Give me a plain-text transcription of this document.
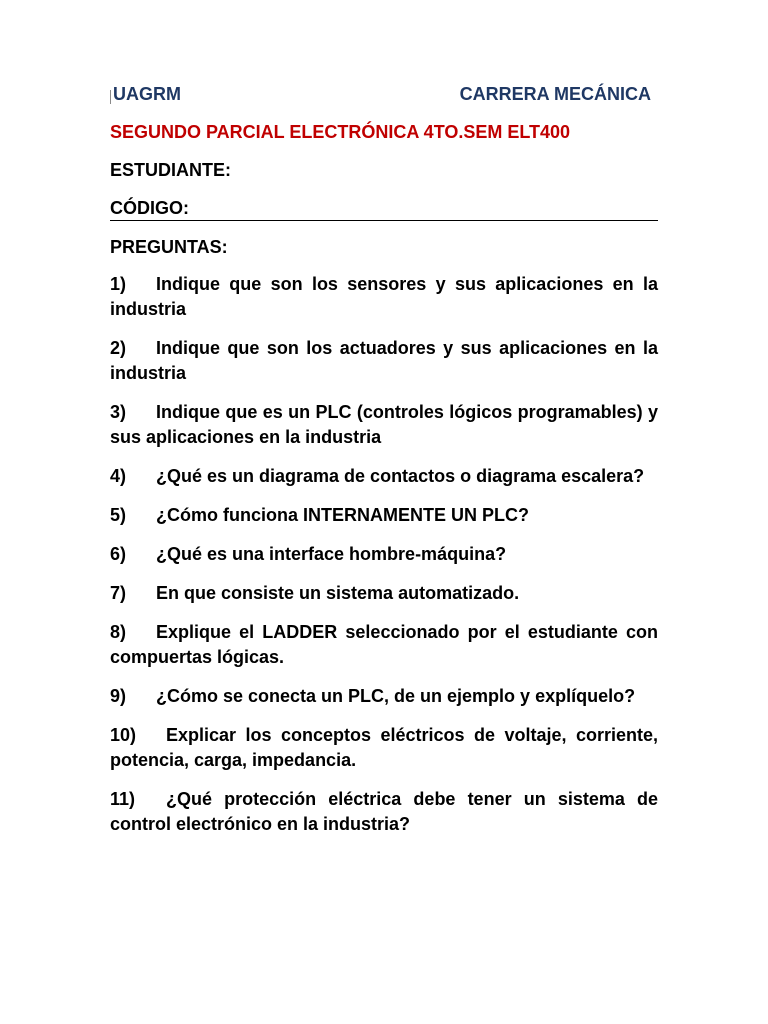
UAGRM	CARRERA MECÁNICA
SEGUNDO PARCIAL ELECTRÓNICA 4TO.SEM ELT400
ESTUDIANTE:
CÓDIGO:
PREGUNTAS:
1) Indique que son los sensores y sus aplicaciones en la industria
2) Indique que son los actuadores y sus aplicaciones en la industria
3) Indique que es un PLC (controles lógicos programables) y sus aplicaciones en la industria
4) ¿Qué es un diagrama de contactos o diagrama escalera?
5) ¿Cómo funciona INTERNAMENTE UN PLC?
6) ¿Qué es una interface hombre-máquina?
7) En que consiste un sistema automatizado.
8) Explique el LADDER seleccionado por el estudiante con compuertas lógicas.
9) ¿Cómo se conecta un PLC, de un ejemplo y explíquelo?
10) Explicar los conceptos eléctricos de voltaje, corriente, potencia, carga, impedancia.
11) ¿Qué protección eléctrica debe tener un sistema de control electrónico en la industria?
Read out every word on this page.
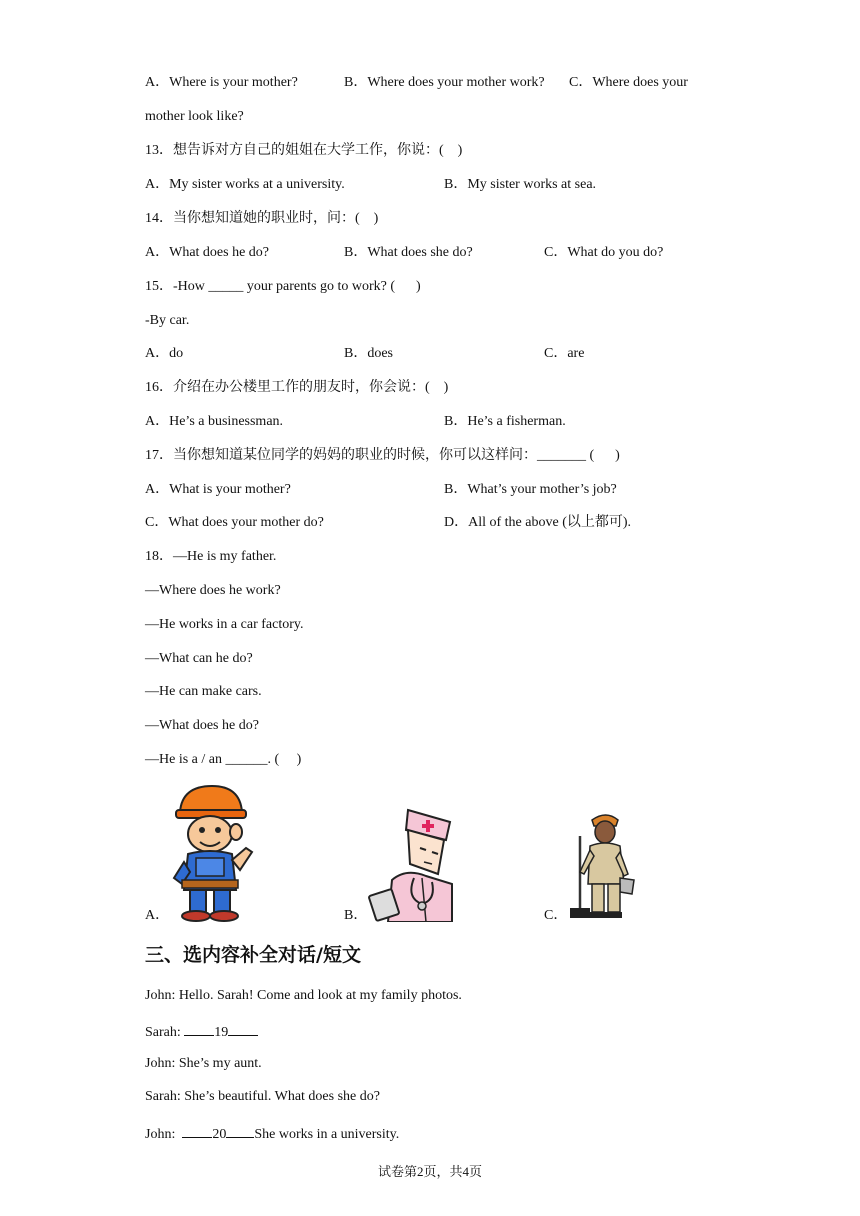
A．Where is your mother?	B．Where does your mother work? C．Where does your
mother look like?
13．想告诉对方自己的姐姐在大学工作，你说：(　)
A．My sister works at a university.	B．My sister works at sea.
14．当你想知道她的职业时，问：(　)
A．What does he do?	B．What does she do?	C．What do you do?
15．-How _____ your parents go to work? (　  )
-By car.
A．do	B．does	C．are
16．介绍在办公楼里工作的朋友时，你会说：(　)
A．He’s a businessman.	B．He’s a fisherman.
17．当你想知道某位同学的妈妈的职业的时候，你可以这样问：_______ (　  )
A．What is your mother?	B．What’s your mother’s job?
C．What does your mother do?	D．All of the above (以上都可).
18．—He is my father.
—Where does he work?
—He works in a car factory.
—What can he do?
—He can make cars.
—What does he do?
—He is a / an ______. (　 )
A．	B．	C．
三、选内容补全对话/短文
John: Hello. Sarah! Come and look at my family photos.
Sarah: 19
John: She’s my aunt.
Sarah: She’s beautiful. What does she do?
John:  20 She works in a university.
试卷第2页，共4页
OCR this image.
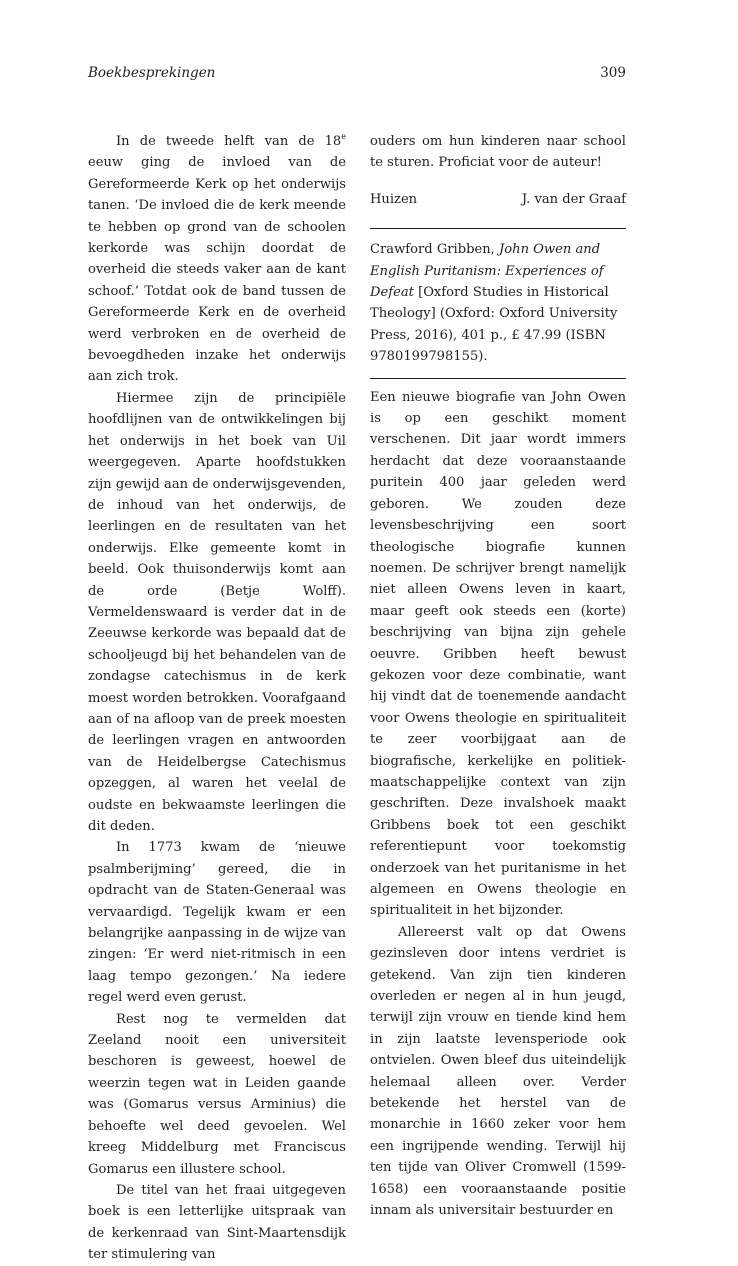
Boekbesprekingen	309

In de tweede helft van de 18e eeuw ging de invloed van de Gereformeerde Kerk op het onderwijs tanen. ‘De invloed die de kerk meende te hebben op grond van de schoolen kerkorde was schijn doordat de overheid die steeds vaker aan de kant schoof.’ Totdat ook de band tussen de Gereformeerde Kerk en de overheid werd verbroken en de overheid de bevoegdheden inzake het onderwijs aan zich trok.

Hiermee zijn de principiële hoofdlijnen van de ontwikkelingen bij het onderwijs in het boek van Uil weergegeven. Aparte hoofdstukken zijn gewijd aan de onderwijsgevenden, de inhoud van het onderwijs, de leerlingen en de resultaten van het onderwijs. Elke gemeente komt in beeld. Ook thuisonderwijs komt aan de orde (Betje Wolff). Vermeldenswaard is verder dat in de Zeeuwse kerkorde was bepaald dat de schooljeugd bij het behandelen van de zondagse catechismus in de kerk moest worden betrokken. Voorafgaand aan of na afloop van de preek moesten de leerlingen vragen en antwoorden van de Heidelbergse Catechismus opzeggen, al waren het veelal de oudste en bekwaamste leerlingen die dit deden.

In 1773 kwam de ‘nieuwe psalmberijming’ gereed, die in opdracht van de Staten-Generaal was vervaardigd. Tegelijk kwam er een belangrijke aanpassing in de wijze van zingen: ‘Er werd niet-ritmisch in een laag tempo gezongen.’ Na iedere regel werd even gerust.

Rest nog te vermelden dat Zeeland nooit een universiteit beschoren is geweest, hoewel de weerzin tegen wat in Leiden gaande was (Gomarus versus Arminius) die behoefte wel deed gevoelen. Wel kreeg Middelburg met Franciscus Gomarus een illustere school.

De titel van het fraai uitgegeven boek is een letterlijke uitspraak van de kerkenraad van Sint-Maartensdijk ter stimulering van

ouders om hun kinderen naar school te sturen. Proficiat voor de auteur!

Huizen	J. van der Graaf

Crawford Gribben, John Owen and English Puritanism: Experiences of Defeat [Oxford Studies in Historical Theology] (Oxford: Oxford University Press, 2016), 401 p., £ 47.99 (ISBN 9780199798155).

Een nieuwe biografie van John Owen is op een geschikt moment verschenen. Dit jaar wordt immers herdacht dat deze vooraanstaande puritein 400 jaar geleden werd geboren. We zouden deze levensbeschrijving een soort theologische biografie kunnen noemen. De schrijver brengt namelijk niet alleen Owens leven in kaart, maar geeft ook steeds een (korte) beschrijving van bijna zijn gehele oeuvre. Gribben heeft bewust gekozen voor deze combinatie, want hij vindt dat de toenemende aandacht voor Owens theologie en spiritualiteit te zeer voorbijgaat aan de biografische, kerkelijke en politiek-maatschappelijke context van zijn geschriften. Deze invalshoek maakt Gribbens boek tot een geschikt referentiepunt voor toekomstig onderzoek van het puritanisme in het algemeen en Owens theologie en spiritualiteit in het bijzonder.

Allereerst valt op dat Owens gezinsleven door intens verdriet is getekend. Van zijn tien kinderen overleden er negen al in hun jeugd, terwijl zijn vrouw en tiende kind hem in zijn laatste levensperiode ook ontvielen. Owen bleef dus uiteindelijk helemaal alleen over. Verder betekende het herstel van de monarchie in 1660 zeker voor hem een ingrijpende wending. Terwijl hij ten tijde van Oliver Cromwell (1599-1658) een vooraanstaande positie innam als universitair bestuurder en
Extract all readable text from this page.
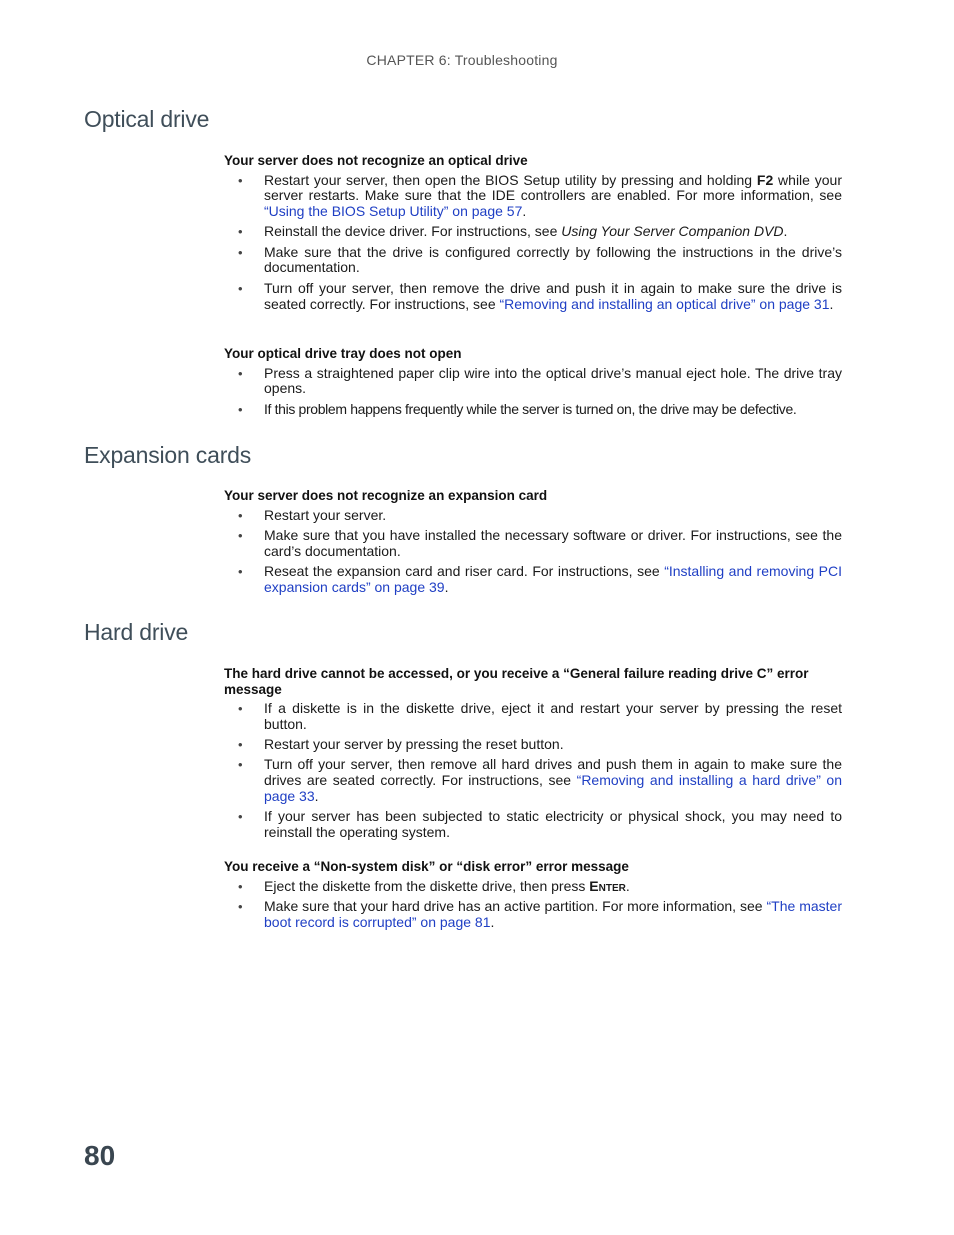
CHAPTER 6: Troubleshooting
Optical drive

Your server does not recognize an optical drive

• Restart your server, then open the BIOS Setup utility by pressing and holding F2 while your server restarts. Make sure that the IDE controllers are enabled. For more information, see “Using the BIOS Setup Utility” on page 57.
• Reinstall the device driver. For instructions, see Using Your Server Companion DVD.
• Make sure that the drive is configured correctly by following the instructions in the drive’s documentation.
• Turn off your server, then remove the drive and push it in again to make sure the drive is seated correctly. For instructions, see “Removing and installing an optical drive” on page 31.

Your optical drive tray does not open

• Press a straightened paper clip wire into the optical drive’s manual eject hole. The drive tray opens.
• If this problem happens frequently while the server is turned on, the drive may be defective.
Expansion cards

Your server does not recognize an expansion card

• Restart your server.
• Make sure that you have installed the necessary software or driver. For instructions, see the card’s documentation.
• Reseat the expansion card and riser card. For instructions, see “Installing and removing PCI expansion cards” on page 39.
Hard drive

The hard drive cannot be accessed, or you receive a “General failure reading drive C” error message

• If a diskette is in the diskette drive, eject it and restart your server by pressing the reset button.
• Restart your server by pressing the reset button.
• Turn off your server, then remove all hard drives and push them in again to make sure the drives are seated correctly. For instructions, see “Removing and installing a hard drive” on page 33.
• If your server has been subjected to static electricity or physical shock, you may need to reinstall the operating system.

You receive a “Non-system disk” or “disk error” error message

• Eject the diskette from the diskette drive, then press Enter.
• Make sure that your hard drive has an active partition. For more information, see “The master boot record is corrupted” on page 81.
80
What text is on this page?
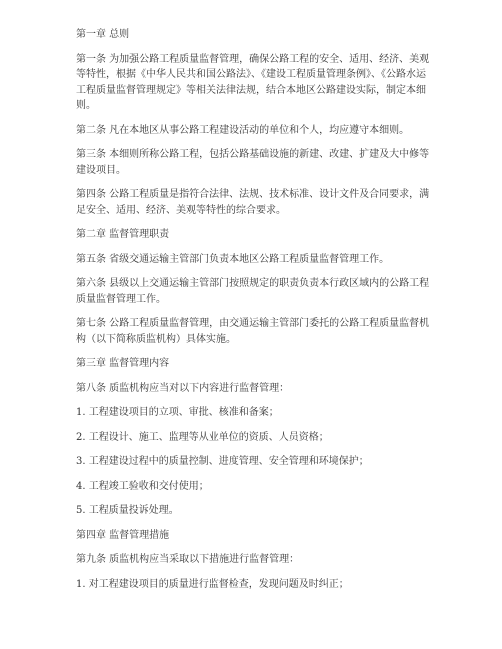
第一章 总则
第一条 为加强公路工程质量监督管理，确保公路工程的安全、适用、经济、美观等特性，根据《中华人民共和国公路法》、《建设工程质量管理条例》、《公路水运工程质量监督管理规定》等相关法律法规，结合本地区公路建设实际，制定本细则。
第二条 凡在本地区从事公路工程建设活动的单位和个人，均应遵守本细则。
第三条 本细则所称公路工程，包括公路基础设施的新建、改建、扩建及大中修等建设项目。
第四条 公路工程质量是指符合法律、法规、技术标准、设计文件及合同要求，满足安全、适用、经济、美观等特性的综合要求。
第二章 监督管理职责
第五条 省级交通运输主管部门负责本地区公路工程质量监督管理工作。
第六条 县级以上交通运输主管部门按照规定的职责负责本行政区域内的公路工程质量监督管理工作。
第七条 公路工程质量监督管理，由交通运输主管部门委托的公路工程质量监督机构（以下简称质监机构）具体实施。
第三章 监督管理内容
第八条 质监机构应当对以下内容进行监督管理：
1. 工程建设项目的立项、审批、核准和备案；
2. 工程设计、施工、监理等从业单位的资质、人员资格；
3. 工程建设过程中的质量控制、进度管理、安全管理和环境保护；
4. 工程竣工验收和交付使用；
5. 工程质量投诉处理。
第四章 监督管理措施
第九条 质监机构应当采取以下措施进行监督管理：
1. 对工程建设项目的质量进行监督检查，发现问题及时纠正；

- - - - -

- _PROBLEM STATEMENT_:
Examine the data above and state how many of its lines contain the word "What", with no further remarks.

- _EXPECTED ANSWER_:
7